## [EXCERPTED RECORDS]
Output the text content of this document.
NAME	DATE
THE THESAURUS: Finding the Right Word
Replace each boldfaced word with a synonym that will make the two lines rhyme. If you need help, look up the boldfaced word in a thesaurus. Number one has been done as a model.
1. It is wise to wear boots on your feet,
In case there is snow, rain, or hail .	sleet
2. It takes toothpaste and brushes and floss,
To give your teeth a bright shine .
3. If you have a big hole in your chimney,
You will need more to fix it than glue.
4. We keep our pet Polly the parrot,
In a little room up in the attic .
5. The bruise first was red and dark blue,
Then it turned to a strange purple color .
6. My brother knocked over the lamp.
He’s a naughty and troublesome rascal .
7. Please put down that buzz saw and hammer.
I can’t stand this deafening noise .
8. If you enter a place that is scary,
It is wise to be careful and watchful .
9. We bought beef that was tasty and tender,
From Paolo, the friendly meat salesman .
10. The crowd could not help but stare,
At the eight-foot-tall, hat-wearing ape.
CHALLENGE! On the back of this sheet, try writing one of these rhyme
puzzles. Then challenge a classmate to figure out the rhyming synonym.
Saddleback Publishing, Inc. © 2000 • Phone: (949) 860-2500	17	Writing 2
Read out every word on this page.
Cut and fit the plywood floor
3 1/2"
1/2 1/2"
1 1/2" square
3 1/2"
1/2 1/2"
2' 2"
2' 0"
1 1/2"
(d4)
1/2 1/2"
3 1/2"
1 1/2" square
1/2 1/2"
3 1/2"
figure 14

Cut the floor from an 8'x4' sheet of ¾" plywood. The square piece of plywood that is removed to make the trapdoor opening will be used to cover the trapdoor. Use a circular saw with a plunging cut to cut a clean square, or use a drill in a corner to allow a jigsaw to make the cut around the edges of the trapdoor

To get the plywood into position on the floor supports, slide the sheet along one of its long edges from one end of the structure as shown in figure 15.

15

## [EXERCISE BRIEF]
The required output is the exact sequence of lines from the one containing "Read out every word on this page." through the end of the listing, both endpoints included.

## [TASK OUTPUT]
Read out every word on this page.
Cut and fit the plywood floor
3 1/2"
1/2 1/2"
1 1/2" square
3 1/2"
1/2 1/2"
2' 2"
2' 0"
1 1/2"
(d4)
1/2 1/2"
3 1/2"
1 1/2" square
1/2 1/2"
3 1/2"
figure 14

Cut the floor from an 8'x4' sheet of ¾" plywood. The square piece of plywood that is removed to make the trapdoor opening will be used to cover the trapdoor. Use a circular saw with a plunging cut to cut a clean square, or use a drill in a corner to allow a jigsaw to make the cut around the edges of the trapdoor

To get the plywood into position on the floor supports, slide the sheet along one of its long edges from one end of the structure as shown in figure 15.

15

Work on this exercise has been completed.